**Testo riportato**:
++++++++++

Un altro grande incontro è stato quello con la Ubulibri: casa editrice con la quale abbiamo realizzato tutte le nostre pubblicazioni. L’editore col quale avevamo progettato il lavoro su Iosseliani, alla fine è scappato quando ha visto la mole del nostro lavoro. Così abbiamo mandato il manoscritto a tutte le case editrici italiane. Una nota casa editrice ci ha detto: “Il vostro libro è molto bello, ma i libri migliori sono quelli che non si pubblicano”. Poi ci ha risposto Franco Quadri che invece ci ha fatto fare il libro esattamente come lo avevamo immaginato. Ci ha addirittura insegnato come si fa un libro. Basti pensare che siamo andati da lui a Milano per starci tre giorni e invece ci siamo rimasti un mese. A Franco Quadri, Otar Iosseliani ed Enrico Grezzi vanno sempre i nostri tre ringraziamenti speciali, quelli che mettiamo in ogni nostro documentario. Sono loro che in un modo o nell’altro ci hanno dato la possibilità di fare quello che facciamo. Ghezzi, ad esempio, ha accettato di scrivere l’introduzione al libro su Iosseliani. Questo ci ha molto incoraggiato, essendo noi all’epoca molto giovani e al nostro primo lavoro. Con queste persone continuiamo ancora a collaborare.

La lunga strada verso Malick..

++++++++++

**Informazioni mostrate**:
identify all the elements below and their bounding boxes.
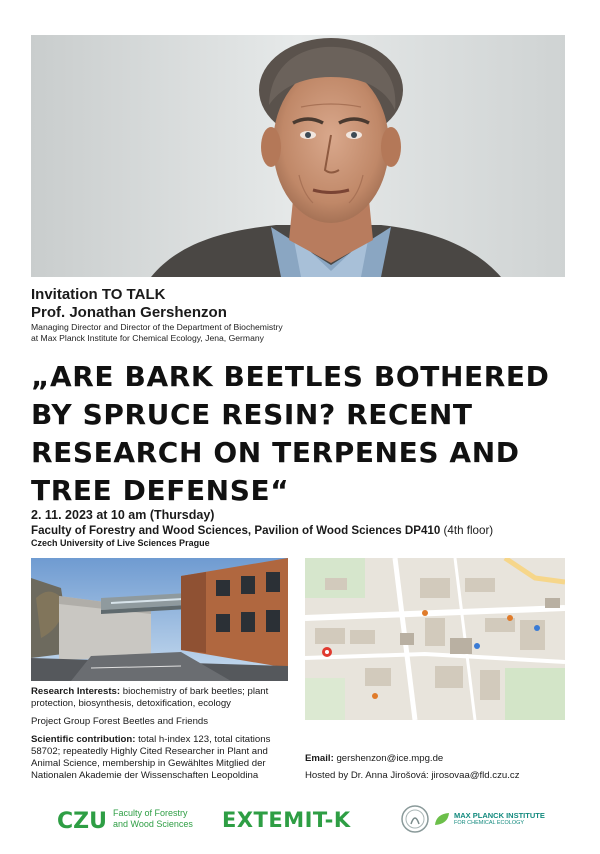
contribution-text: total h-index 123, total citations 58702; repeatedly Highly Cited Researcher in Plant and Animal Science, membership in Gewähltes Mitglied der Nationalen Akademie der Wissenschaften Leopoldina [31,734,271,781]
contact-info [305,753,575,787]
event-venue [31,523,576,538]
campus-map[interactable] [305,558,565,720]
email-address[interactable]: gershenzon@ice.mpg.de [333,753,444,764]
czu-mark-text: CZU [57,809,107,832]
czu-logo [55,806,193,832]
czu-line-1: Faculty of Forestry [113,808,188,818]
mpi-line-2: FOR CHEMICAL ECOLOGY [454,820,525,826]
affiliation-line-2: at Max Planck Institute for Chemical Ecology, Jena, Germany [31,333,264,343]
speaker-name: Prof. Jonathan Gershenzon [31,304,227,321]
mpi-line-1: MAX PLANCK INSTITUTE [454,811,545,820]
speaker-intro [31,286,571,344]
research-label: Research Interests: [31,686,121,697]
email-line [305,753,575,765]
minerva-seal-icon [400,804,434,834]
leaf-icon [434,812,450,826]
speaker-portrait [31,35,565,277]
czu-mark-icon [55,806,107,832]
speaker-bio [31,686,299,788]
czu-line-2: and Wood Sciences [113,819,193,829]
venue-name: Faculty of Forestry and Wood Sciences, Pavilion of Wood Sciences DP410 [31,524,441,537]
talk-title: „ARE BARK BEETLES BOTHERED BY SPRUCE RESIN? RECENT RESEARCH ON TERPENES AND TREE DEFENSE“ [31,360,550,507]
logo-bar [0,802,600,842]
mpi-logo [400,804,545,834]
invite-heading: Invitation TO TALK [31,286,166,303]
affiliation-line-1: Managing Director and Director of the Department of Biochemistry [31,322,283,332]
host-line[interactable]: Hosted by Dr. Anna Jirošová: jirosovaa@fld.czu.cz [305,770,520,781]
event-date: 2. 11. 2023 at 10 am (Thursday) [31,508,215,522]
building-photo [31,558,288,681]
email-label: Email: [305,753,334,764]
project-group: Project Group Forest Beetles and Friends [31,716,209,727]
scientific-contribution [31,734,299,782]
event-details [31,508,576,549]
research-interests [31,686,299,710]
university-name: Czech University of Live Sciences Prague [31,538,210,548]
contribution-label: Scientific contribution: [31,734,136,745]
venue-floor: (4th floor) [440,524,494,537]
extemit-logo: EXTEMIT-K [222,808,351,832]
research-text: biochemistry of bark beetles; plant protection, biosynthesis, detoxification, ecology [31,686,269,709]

++++++++++

**Compiti ed esercizi**:
#1 Nel testo sulla casa editrice Ubulibri, quanto durò alla fine la permanenza a Milano da Franco Quadri?
#2 Traduci in inglese questa frase del testo sulla Ubulibri: «Ci ha addirittura insegnato come si fa un libro.»
L'elenco non ha alcun legame con il testo.

**Risposte fornite**:
#1 Un mese, invece dei tre giorni previsti.

#2 He even taught us how a book is made.